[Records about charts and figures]
BEGIN
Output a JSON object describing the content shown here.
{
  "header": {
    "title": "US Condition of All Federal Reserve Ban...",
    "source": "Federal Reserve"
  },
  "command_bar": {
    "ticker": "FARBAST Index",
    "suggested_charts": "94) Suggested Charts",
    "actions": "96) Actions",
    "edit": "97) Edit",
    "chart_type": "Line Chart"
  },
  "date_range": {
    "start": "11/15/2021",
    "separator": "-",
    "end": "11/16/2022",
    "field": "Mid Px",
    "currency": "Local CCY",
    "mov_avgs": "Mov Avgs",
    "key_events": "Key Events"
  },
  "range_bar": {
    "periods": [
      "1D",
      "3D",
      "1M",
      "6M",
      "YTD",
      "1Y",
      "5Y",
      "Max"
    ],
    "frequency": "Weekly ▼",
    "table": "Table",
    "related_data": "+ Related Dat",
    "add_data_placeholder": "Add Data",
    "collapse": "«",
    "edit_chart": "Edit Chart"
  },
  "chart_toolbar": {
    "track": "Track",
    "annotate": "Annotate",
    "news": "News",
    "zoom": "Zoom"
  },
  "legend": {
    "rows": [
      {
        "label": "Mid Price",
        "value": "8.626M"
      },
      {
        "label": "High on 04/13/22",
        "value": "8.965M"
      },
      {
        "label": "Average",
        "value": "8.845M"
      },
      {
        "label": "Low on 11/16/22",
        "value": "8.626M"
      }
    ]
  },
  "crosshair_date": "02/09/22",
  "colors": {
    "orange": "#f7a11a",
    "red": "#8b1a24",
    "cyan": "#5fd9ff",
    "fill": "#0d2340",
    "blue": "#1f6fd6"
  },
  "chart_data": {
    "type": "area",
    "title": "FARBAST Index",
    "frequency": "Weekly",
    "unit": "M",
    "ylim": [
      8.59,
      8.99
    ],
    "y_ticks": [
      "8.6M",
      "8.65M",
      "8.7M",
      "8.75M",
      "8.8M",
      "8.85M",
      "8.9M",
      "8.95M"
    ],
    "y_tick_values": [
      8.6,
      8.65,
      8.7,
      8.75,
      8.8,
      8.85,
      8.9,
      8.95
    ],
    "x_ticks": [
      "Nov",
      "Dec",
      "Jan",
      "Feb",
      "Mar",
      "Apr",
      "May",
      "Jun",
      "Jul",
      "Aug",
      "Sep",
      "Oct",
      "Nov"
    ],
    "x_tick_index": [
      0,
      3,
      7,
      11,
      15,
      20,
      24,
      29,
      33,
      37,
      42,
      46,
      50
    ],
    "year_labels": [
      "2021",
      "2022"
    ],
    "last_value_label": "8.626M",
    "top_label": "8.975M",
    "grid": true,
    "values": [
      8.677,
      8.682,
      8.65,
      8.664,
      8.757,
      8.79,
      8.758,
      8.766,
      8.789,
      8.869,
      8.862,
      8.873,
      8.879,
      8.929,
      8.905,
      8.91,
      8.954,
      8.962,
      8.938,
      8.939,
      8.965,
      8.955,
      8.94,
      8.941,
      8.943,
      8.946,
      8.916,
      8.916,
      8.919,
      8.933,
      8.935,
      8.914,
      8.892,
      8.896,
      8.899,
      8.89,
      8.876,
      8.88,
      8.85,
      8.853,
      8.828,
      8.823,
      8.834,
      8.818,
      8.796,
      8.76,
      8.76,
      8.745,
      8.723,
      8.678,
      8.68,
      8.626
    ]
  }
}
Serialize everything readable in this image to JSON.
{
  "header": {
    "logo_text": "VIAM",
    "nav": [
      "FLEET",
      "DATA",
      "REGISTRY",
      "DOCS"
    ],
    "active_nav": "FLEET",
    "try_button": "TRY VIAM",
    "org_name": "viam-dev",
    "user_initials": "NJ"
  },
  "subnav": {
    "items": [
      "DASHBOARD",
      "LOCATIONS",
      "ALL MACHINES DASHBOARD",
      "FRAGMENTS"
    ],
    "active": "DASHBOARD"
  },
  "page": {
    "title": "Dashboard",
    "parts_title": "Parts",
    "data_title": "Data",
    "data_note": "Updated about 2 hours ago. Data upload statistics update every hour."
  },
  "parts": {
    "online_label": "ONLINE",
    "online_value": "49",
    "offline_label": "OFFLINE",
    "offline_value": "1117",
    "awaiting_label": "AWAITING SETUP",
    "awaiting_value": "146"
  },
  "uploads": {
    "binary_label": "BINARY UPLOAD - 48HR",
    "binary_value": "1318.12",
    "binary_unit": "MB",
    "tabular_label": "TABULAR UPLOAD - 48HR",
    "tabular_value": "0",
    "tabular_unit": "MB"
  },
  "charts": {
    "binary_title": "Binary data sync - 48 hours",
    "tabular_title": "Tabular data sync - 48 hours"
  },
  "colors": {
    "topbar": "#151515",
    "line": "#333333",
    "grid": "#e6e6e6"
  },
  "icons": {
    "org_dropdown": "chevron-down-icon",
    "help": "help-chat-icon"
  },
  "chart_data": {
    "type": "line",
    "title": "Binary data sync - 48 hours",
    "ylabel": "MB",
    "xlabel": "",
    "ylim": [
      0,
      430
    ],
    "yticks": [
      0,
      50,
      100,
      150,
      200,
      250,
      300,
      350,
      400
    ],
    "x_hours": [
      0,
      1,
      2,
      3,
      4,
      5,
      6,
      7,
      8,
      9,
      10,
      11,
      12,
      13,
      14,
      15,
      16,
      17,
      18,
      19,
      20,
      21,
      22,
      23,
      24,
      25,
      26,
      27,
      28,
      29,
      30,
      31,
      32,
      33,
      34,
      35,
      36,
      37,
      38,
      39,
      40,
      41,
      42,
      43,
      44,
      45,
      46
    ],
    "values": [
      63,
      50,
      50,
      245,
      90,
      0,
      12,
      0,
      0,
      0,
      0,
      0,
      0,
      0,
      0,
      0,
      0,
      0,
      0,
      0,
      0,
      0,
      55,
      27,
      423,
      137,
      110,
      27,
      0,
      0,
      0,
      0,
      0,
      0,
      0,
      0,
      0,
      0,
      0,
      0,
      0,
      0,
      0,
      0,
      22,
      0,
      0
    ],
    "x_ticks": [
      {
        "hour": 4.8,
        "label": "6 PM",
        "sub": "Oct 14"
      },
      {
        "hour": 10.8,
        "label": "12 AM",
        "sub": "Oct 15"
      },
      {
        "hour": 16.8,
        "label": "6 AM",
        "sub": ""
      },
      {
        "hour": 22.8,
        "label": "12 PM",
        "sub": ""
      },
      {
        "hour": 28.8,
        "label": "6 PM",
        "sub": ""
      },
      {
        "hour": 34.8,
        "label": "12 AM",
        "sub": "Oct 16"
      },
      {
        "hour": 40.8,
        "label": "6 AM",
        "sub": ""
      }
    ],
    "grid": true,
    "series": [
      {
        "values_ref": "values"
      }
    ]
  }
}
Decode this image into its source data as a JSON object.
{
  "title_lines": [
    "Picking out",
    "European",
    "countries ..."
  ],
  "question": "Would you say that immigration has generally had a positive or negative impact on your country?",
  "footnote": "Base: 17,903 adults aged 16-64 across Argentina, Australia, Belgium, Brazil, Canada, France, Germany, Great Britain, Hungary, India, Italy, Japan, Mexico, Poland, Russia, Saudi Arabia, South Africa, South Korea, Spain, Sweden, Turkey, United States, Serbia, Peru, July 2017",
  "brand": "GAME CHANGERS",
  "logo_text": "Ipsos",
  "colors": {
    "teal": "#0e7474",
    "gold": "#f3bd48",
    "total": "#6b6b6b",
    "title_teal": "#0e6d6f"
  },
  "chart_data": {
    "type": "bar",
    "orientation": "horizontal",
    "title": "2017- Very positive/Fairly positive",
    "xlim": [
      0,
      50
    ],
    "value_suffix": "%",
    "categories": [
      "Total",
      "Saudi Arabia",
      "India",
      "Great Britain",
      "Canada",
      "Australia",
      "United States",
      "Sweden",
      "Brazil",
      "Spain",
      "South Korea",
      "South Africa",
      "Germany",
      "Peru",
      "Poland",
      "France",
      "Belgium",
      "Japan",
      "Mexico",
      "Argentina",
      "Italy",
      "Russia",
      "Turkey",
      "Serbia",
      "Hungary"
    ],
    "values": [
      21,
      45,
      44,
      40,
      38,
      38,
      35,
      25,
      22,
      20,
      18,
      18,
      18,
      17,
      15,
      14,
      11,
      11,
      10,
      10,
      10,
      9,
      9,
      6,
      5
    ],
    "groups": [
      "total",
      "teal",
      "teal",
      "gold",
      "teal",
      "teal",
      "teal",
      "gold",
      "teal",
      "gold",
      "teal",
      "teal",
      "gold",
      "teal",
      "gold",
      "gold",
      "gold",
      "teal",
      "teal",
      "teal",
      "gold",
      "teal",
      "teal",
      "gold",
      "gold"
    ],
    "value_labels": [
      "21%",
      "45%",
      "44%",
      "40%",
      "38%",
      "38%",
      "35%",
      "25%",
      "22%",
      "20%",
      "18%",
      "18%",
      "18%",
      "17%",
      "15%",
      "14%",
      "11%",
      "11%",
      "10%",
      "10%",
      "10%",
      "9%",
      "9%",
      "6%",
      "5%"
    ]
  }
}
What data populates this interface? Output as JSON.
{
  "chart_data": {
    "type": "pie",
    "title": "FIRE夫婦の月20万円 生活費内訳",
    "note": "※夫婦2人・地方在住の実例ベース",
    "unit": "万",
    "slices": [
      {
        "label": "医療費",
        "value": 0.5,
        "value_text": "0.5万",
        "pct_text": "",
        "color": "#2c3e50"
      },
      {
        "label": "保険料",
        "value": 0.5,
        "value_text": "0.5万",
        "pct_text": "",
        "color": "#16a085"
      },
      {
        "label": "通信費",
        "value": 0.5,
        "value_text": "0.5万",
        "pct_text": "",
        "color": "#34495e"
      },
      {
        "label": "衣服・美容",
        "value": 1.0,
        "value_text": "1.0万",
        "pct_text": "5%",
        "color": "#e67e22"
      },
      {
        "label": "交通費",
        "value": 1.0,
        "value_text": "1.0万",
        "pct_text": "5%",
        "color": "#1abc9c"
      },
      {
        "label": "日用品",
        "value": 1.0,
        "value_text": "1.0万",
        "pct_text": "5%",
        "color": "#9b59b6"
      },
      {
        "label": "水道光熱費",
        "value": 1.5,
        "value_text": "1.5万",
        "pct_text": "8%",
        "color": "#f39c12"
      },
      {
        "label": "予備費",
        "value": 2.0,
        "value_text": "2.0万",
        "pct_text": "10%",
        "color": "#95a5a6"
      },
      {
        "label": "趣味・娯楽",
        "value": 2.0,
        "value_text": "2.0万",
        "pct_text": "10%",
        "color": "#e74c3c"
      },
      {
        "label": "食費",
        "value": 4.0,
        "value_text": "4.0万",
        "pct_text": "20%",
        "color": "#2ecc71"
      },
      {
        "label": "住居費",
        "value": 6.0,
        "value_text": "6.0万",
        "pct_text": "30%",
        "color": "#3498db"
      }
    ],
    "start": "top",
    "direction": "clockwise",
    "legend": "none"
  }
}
END
Problem details: List each line of the records that holds the string "FARBAST".

Answer for the task:
    "ticker": "FARBAST Index",
    "title": "FARBAST Index",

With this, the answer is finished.